■ EXERCISE DESCRIPTION
Output the material below in full, exactly as it is.

====

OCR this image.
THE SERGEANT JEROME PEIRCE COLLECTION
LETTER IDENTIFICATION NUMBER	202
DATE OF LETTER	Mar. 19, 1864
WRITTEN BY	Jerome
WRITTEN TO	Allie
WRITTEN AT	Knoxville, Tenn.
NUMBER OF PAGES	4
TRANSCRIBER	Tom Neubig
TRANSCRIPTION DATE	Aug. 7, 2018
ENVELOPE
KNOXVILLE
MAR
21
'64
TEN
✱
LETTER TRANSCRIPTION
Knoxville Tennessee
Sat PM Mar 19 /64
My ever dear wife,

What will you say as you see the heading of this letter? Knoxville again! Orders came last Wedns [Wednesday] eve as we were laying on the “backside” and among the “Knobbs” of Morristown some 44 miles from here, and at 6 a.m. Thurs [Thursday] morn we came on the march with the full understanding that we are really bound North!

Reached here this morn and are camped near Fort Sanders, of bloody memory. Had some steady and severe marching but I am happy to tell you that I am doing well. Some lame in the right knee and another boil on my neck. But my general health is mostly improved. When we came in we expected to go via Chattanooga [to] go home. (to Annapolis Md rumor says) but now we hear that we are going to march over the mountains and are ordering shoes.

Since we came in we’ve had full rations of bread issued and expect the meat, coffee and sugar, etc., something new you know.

====

■ WRITTEN SOLUTION
OCR this image.
THE SERGEANT JEROME PEIRCE COLLECTION
LETTER IDENTIFICATION NUMBER	202
DATE OF LETTER	Mar. 19, 1864
WRITTEN BY	Jerome
WRITTEN TO	Allie
WRITTEN AT	Knoxville, Tenn.
NUMBER OF PAGES	4
TRANSCRIBER	Tom Neubig
TRANSCRIPTION DATE	Aug. 7, 2018
ENVELOPE
KNOXVILLE
MAR
21
'64
TEN
✱
LETTER TRANSCRIPTION
Knoxville Tennessee
Sat PM Mar 19 /64
My ever dear wife,

What will you say as you see the heading of this letter? Knoxville again! Orders came last Wedns [Wednesday] eve as we were laying on the “backside” and among the “Knobbs” of Morristown some 44 miles from here, and at 6 a.m. Thurs [Thursday] morn we came on the march with the full understanding that we are really bound North!

Reached here this morn and are camped near Fort Sanders, of bloody memory. Had some steady and severe marching but I am happy to tell you that I am doing well. Some lame in the right knee and another boil on my neck. But my general health is mostly improved. When we came in we expected to go via Chattanooga [to] go home. (to Annapolis Md rumor says) but now we hear that we are going to march over the mountains and are ordering shoes.

Since we came in we’ve had full rations of bread issued and expect the meat, coffee and sugar, etc., something new you know.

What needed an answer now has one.